- [EXERCISE TASK]
Take the material below and retype it in full; pictures are left out.

- [MATERIAL]
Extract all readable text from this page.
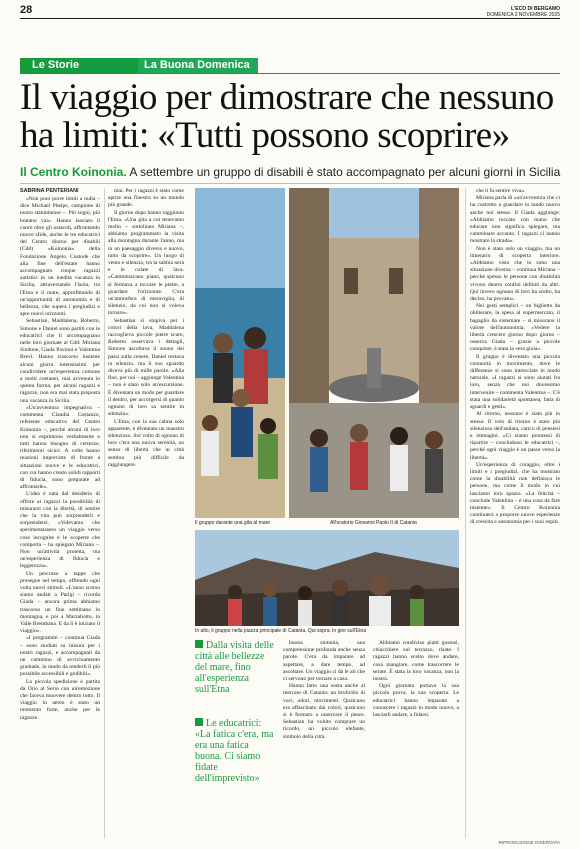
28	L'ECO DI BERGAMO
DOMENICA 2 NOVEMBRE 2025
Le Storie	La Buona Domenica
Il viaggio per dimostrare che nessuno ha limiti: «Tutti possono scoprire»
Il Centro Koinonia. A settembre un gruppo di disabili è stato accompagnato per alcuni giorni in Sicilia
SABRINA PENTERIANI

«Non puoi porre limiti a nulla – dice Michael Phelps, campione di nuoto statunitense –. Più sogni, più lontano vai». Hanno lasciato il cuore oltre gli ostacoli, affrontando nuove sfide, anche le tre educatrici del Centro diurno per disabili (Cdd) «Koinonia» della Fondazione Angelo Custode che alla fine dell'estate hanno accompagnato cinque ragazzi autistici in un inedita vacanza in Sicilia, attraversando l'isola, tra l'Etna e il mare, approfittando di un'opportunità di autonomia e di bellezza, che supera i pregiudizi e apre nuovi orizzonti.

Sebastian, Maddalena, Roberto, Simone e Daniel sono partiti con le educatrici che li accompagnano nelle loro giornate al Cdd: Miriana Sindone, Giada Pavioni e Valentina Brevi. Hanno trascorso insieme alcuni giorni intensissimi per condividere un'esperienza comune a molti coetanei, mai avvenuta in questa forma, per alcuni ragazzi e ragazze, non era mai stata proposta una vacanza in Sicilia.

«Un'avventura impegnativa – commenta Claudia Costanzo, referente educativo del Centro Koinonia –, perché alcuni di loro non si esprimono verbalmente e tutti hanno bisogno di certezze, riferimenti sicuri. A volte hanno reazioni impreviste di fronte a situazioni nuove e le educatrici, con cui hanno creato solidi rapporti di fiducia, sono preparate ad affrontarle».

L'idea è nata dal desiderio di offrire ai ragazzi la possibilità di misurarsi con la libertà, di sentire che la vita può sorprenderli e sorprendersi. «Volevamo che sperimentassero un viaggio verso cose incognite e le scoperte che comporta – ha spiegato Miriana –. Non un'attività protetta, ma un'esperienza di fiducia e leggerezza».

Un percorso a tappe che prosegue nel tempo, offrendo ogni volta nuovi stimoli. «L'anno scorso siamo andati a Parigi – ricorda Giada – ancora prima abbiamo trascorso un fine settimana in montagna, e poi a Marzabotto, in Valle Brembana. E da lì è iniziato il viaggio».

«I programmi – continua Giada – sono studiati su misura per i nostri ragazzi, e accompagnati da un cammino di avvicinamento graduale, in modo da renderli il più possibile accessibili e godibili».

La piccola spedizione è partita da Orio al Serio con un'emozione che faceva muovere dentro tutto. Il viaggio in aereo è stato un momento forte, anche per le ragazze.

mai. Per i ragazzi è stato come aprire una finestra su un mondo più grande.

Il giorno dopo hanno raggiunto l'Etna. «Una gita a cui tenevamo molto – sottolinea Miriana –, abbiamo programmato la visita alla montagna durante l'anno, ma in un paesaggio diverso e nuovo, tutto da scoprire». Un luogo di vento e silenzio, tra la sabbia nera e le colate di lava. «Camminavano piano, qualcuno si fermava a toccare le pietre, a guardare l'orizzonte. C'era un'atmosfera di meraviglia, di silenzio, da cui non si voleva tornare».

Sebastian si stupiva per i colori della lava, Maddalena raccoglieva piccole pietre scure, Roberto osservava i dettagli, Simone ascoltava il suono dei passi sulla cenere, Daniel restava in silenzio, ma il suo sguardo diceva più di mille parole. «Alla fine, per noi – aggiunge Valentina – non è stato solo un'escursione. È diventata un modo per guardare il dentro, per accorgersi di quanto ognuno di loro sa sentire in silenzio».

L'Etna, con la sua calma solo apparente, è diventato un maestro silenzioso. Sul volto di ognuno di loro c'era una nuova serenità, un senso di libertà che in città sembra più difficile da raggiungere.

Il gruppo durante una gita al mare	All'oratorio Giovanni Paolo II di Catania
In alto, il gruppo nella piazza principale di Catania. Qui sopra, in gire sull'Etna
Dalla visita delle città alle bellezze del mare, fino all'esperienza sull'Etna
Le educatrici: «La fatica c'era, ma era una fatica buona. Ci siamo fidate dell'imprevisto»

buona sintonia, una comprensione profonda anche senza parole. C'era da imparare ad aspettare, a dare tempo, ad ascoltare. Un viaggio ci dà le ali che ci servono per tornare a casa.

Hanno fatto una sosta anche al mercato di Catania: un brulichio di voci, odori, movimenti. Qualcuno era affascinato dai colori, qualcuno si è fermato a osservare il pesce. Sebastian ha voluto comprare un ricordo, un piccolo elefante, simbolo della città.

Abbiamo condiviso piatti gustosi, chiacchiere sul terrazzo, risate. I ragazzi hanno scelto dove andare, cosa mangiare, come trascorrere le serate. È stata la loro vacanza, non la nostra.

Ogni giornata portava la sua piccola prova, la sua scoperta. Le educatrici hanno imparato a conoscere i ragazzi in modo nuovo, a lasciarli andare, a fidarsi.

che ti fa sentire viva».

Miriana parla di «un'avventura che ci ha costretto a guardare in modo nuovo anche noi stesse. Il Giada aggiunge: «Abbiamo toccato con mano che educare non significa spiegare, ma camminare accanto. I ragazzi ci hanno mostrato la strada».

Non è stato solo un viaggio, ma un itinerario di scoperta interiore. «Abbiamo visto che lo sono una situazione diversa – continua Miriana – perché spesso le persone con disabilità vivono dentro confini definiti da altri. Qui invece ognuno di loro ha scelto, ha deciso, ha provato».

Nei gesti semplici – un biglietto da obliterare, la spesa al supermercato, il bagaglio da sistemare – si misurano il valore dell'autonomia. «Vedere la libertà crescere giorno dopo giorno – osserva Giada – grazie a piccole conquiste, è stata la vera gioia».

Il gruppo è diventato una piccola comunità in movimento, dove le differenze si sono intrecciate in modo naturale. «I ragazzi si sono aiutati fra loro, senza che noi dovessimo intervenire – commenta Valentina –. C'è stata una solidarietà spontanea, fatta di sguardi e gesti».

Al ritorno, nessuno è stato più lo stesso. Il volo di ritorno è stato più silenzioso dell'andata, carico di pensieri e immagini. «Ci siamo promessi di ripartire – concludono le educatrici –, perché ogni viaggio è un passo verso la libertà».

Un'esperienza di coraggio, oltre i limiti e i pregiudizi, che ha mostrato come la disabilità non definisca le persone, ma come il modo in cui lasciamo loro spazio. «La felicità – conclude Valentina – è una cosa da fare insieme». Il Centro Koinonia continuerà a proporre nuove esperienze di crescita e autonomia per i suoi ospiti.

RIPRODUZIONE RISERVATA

- [FINAL ANSWER]
Extract all readable text from this page.
28	L'ECO DI BERGAMO
DOMENICA 2 NOVEMBRE 2025
Le Storie	La Buona Domenica
Il viaggio per dimostrare che nessuno ha limiti: «Tutti possono scoprire»
Il Centro Koinonia. A settembre un gruppo di disabili è stato accompagnato per alcuni giorni in Sicilia
SABRINA PENTERIANI

«Non puoi porre limiti a nulla – dice Michael Phelps, campione di nuoto statunitense –. Più sogni, più lontano vai». Hanno lasciato il cuore oltre gli ostacoli, affrontando nuove sfide, anche le tre educatrici del Centro diurno per disabili (Cdd) «Koinonia» della Fondazione Angelo Custode che alla fine dell'estate hanno accompagnato cinque ragazzi autistici in un inedita vacanza in Sicilia, attraversando l'isola, tra l'Etna e il mare, approfittando di un'opportunità di autonomia e di bellezza, che supera i pregiudizi e apre nuovi orizzonti.

Sebastian, Maddalena, Roberto, Simone e Daniel sono partiti con le educatrici che li accompagnano nelle loro giornate al Cdd: Miriana Sindone, Giada Pavioni e Valentina Brevi. Hanno trascorso insieme alcuni giorni intensissimi per condividere un'esperienza comune a molti coetanei, mai avvenuta in questa forma, per alcuni ragazzi e ragazze, non era mai stata proposta una vacanza in Sicilia.

«Un'avventura impegnativa – commenta Claudia Costanzo, referente educativo del Centro Koinonia –, perché alcuni di loro non si esprimono verbalmente e tutti hanno bisogno di certezze, riferimenti sicuri. A volte hanno reazioni impreviste di fronte a situazioni nuove e le educatrici, con cui hanno creato solidi rapporti di fiducia, sono preparate ad affrontarle».

L'idea è nata dal desiderio di offrire ai ragazzi la possibilità di misurarsi con la libertà, di sentire che la vita può sorprenderli e sorprendersi. «Volevamo che sperimentassero un viaggio verso cose incognite e le scoperte che comporta – ha spiegato Miriana –. Non un'attività protetta, ma un'esperienza di fiducia e leggerezza».

Un percorso a tappe che prosegue nel tempo, offrendo ogni volta nuovi stimoli. «L'anno scorso siamo andati a Parigi – ricorda Giada – ancora prima abbiamo trascorso un fine settimana in montagna, e poi a Marzabotto, in Valle Brembana. E da lì è iniziato il viaggio».

«I programmi – continua Giada – sono studiati su misura per i nostri ragazzi, e accompagnati da un cammino di avvicinamento graduale, in modo da renderli il più possibile accessibili e godibili».

La piccola spedizione è partita da Orio al Serio con un'emozione che faceva muovere dentro tutto. Il viaggio in aereo è stato un momento forte, anche per le ragazze.

mai. Per i ragazzi è stato come aprire una finestra su un mondo più grande.

Il giorno dopo hanno raggiunto l'Etna. «Una gita a cui tenevamo molto – sottolinea Miriana –, abbiamo programmato la visita alla montagna durante l'anno, ma in un paesaggio diverso e nuovo, tutto da scoprire». Un luogo di vento e silenzio, tra la sabbia nera e le colate di lava. «Camminavano piano, qualcuno si fermava a toccare le pietre, a guardare l'orizzonte. C'era un'atmosfera di meraviglia, di silenzio, da cui non si voleva tornare».

Sebastian si stupiva per i colori della lava, Maddalena raccoglieva piccole pietre scure, Roberto osservava i dettagli, Simone ascoltava il suono dei passi sulla cenere, Daniel restava in silenzio, ma il suo sguardo diceva più di mille parole. «Alla fine, per noi – aggiunge Valentina – non è stato solo un'escursione. È diventata un modo per guardare il dentro, per accorgersi di quanto ognuno di loro sa sentire in silenzio».

L'Etna, con la sua calma solo apparente, è diventato un maestro silenzioso. Sul volto di ognuno di loro c'era una nuova serenità, un senso di libertà che in città sembra più difficile da raggiungere.

Il gruppo durante una gita al mare	All'oratorio Giovanni Paolo II di Catania
In alto, il gruppo nella piazza principale di Catania. Qui sopra, in gire sull'Etna
Dalla visita delle città alle bellezze del mare, fino all'esperienza sull'Etna
Le educatrici: «La fatica c'era, ma era una fatica buona. Ci siamo fidate dell'imprevisto»

buona sintonia, una comprensione profonda anche senza parole. C'era da imparare ad aspettare, a dare tempo, ad ascoltare. Un viaggio ci dà le ali che ci servono per tornare a casa.

Hanno fatto una sosta anche al mercato di Catania: un brulichio di voci, odori, movimenti. Qualcuno era affascinato dai colori, qualcuno si è fermato a osservare il pesce. Sebastian ha voluto comprare un ricordo, un piccolo elefante, simbolo della città.

Abbiamo condiviso piatti gustosi, chiacchiere sul terrazzo, risate. I ragazzi hanno scelto dove andare, cosa mangiare, come trascorrere le serate. È stata la loro vacanza, non la nostra.

Ogni giornata portava la sua piccola prova, la sua scoperta. Le educatrici hanno imparato a conoscere i ragazzi in modo nuovo, a lasciarli andare, a fidarsi.

che ti fa sentire viva».

Miriana parla di «un'avventura che ci ha costretto a guardare in modo nuovo anche noi stesse. Il Giada aggiunge: «Abbiamo toccato con mano che educare non significa spiegare, ma camminare accanto. I ragazzi ci hanno mostrato la strada».

Non è stato solo un viaggio, ma un itinerario di scoperta interiore. «Abbiamo visto che lo sono una situazione diversa – continua Miriana – perché spesso le persone con disabilità vivono dentro confini definiti da altri. Qui invece ognuno di loro ha scelto, ha deciso, ha provato».

Nei gesti semplici – un biglietto da obliterare, la spesa al supermercato, il bagaglio da sistemare – si misurano il valore dell'autonomia. «Vedere la libertà crescere giorno dopo giorno – osserva Giada – grazie a piccole conquiste, è stata la vera gioia».

Il gruppo è diventato una piccola comunità in movimento, dove le differenze si sono intrecciate in modo naturale. «I ragazzi si sono aiutati fra loro, senza che noi dovessimo intervenire – commenta Valentina –. C'è stata una solidarietà spontanea, fatta di sguardi e gesti».

Al ritorno, nessuno è stato più lo stesso. Il volo di ritorno è stato più silenzioso dell'andata, carico di pensieri e immagini. «Ci siamo promessi di ripartire – concludono le educatrici –, perché ogni viaggio è un passo verso la libertà».

Un'esperienza di coraggio, oltre i limiti e i pregiudizi, che ha mostrato come la disabilità non definisca le persone, ma come il modo in cui lasciamo loro spazio. «La felicità – conclude Valentina – è una cosa da fare insieme». Il Centro Koinonia continuerà a proporre nuove esperienze di crescita e autonomia per i suoi ospiti.

RIPRODUZIONE RISERVATA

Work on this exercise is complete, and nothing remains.